REQUIREMENT: Here is a set of records. Copy them all exactly.
■ ■ ■ ■ ■ ■ ■
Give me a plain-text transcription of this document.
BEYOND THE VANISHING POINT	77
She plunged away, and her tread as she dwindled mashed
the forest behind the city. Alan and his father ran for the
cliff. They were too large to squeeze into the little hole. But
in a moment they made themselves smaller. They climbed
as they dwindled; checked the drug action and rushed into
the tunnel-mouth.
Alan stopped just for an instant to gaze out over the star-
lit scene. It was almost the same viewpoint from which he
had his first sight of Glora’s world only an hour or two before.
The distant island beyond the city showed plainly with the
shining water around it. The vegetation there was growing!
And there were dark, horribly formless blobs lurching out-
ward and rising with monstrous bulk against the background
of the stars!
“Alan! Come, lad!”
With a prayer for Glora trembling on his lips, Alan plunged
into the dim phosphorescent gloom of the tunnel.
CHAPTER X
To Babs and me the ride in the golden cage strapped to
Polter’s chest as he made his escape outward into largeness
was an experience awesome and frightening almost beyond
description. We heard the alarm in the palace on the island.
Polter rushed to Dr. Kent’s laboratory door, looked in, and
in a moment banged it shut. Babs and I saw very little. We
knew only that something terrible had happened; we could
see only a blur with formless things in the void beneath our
■ ■ ■ ■ ■ ■ ■
TASK SOLUTION:
Give me a plain-text transcription of this document.
BEYOND THE VANISHING POINT	77
She plunged away, and her tread as she dwindled mashed
the forest behind the city. Alan and his father ran for the
cliff. They were too large to squeeze into the little hole. But
in a moment they made themselves smaller. They climbed
as they dwindled; checked the drug action and rushed into
the tunnel-mouth.
Alan stopped just for an instant to gaze out over the star-
lit scene. It was almost the same viewpoint from which he
had his first sight of Glora’s world only an hour or two before.
The distant island beyond the city showed plainly with the
shining water around it. The vegetation there was growing!
And there were dark, horribly formless blobs lurching out-
ward and rising with monstrous bulk against the background
of the stars!
“Alan! Come, lad!”
With a prayer for Glora trembling on his lips, Alan plunged
into the dim phosphorescent gloom of the tunnel.
CHAPTER X
To Babs and me the ride in the golden cage strapped to
Polter’s chest as he made his escape outward into largeness
was an experience awesome and frightening almost beyond
description. We heard the alarm in the palace on the island.
Polter rushed to Dr. Kent’s laboratory door, looked in, and
in a moment banged it shut. Babs and I saw very little. We
knew only that something terrible had happened; we could
see only a blur with formless things in the void beneath our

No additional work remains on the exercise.